===== TEXTO DEL DOCUMENTO

Cada vez más los mexicanos se refieren a su país como un Estado fallido. Pero hace tiempo no encendían tanto las alarmas como con la situación que se presentó en Culiacán. Los narcos ganaron el pulso con el Gobierno en la fallida operación en la que las Fuerzas Armadas y la Guardia Nacional capturaron al hijo del Chapo, Ovidio ‘el Ratón’ Guzmán, y, en un hecho sin precedentes en el país, lo liberaron a las pocas horas, al verse superados en número y en poder por los sicarios de Sinaloa.

Los criminales desplegaron más de 50 camionetas blindadas, cerca de 800 narcosicarios y cinco tipos de armas de altísima tecnología –como la Barrett M82, capaz de derribar aviones–. Además una organización militar que cooptó a la policía local y a la Marina, que no salieron a defender a los miembros de la Guardia Nacional, a pesar de estar a pocos kilómetros. Y una estrategia terrorista, como tomar rehenes, incendiar carros y edificios, entre otros. Con ello demostraron dos cosas. La primera, que el cartel de Sinaloa o del Pacífico, como le dicen otros, no está debilitado. Y, la segunda, que la operación contra Ovidio Guzmán demostró las fallas estructurales del Estado.

==========
===== MATERIAL

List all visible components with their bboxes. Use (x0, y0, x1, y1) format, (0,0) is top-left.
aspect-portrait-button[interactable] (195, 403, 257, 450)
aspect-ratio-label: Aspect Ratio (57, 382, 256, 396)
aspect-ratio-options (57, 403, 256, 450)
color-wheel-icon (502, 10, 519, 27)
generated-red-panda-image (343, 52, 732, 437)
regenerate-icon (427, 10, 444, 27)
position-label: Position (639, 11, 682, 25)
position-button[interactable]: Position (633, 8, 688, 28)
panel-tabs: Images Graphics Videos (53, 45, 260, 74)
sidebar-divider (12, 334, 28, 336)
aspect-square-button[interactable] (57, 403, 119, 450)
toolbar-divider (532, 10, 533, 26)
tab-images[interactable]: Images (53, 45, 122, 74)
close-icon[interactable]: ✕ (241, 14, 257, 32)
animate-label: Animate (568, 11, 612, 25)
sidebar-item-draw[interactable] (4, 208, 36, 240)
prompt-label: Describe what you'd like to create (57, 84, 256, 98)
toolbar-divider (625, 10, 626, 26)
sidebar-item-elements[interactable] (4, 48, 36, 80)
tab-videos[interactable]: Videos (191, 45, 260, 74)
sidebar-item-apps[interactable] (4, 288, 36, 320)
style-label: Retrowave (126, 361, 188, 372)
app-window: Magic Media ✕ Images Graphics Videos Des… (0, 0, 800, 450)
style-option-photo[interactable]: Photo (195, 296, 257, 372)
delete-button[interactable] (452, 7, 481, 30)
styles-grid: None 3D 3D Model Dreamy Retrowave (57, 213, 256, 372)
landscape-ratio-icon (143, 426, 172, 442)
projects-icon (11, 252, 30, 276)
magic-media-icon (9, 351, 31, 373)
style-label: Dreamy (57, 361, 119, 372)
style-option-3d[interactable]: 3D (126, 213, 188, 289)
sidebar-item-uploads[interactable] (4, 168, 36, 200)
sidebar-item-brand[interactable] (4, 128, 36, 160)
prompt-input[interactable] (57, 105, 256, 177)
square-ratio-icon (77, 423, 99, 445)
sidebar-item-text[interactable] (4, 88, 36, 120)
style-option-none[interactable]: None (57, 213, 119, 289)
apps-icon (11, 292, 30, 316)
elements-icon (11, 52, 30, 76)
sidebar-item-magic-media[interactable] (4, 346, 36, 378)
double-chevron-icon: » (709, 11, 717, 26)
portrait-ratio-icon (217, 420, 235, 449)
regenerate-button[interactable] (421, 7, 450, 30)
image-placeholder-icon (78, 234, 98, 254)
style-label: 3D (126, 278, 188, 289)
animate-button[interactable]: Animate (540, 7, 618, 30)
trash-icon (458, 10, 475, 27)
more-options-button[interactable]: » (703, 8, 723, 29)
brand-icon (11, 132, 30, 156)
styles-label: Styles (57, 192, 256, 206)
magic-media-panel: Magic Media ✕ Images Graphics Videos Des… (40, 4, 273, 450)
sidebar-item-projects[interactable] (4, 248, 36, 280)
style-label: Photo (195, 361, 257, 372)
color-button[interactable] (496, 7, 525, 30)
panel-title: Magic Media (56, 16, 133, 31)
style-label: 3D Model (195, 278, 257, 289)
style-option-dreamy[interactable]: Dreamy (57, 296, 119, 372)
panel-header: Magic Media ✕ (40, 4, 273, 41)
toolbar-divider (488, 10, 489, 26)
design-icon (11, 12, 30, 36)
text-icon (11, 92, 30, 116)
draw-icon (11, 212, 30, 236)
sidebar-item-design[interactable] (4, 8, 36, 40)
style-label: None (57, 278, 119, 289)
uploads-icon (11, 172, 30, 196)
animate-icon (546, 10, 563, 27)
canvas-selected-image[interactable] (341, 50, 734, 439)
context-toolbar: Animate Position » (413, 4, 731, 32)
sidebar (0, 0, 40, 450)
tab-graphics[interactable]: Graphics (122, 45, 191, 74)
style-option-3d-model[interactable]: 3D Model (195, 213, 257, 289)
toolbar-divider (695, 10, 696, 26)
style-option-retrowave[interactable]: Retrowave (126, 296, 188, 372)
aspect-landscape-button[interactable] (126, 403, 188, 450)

==========

# [OBJETIVOS]
(1) Por favor, transcribe tal cual las filas desde la primera hasta la que contiene "delete-button[interactable] (452, 7, 481, 30)", ambas incluidas.
(2) Prosigue el texto sobre la operación en Culiacán a partir de su última oración.
El texto y las filas proceden de fuentes distintas.

# [RESULTADOS DEL EJERCICIO]
(1)
List all visible components with their bboxes. Use (x0, y0, x1, y1) format, (0,0) is top-left.
aspect-portrait-button[interactable] (195, 403, 257, 450)
aspect-ratio-label: Aspect Ratio (57, 382, 256, 396)
aspect-ratio-options (57, 403, 256, 450)
color-wheel-icon (502, 10, 519, 27)
generated-red-panda-image (343, 52, 732, 437)
regenerate-icon (427, 10, 444, 27)
position-label: Position (639, 11, 682, 25)
position-button[interactable]: Position (633, 8, 688, 28)
panel-tabs: Images Graphics Videos (53, 45, 260, 74)
sidebar-divider (12, 334, 28, 336)
aspect-square-button[interactable] (57, 403, 119, 450)
toolbar-divider (532, 10, 533, 26)
tab-images[interactable]: Images (53, 45, 122, 74)
close-icon[interactable]: ✕ (241, 14, 257, 32)
animate-label: Animate (568, 11, 612, 25)
sidebar-item-draw[interactable] (4, 208, 36, 240)
prompt-label: Describe what you'd like to create (57, 84, 256, 98)
toolbar-divider (625, 10, 626, 26)
sidebar-item-elements[interactable] (4, 48, 36, 80)
tab-videos[interactable]: Videos (191, 45, 260, 74)
sidebar-item-apps[interactable] (4, 288, 36, 320)
style-label: Retrowave (126, 361, 188, 372)
app-window: Magic Media ✕ Images Graphics Videos Des… (0, 0, 800, 450)
style-option-photo[interactable]: Photo (195, 296, 257, 372)
delete-button[interactable] (452, 7, 481, 30)

(2)
Muchos creían que con la tercera captura del Chapo Guzmán y su extradición a Estados Unidos, el cartel de Sinaloa se fracturaría, hasta quedar reducido a pequeños grupos de narcos. Todo lo contrario. Así lo confirmó a SEMANA el periodista Óscar Balderas, especialista en crimen organizado, seguridad pública y prisiones. “En México, desmantelar una red de narcotráfico es muy complicado, porque tienen techos fuertes (funcionarios corruptos, ya sea por el dinero o porque están amenazados) y pisos duros (una base social de clientes leales que los protegen a cambio de intereses individuales). Teniendo esas dos cosas –apoyo institucional y apoyo de la población– es casi imposible erradicarlos”, insistió.

Para Balderas, el cartel de Sinaloa sigue creciendo, pese al arresto y encarcelamiento de Joaquín ‘el Chapo’ Guzmán, porque no es una estructura que depende de un solo hombre. “Es más parecida a una empresa transnacional que puede operar incluso sin un CEO, porque es una máquina bien aceitada. Su presencia global, sus millonarias ganancias y sus acuerdos con autoridades le permiten no solo sobrevivir a la caída de su fundador, sino operar incluso entre disputas internas”.

Por muchos meses los capos han estado peleándose las rutas del narcotráfico que llegan a Estados Unidos y a Europa, pero eso no ha impedido que el negocio sea más próspero cada vez. Surgen nuevos líderes que logran cohesionar el cartel para hacer otras alianzas, y que diseñan estrategias que les permiten sobrevivir, a muchos de ellos, en total impunidad.

Ese es el caso de Ismael ‘el Mayo’ Zambada, un audaz y discreto narcotraficante que para muchos es el poder a la sombra de Sinaloa. Según la DEA, el Mayo ayudó a escapar al Chapo en las primeras dos ocasiones y ordenó a sus sicarios que rescataran a Ovidio Guzmán hace dos semanas, todo eso para hacer parecer que sigue siendo fiel al fundador y ganar adeptos entre la población, los funcionarios y los demás capos.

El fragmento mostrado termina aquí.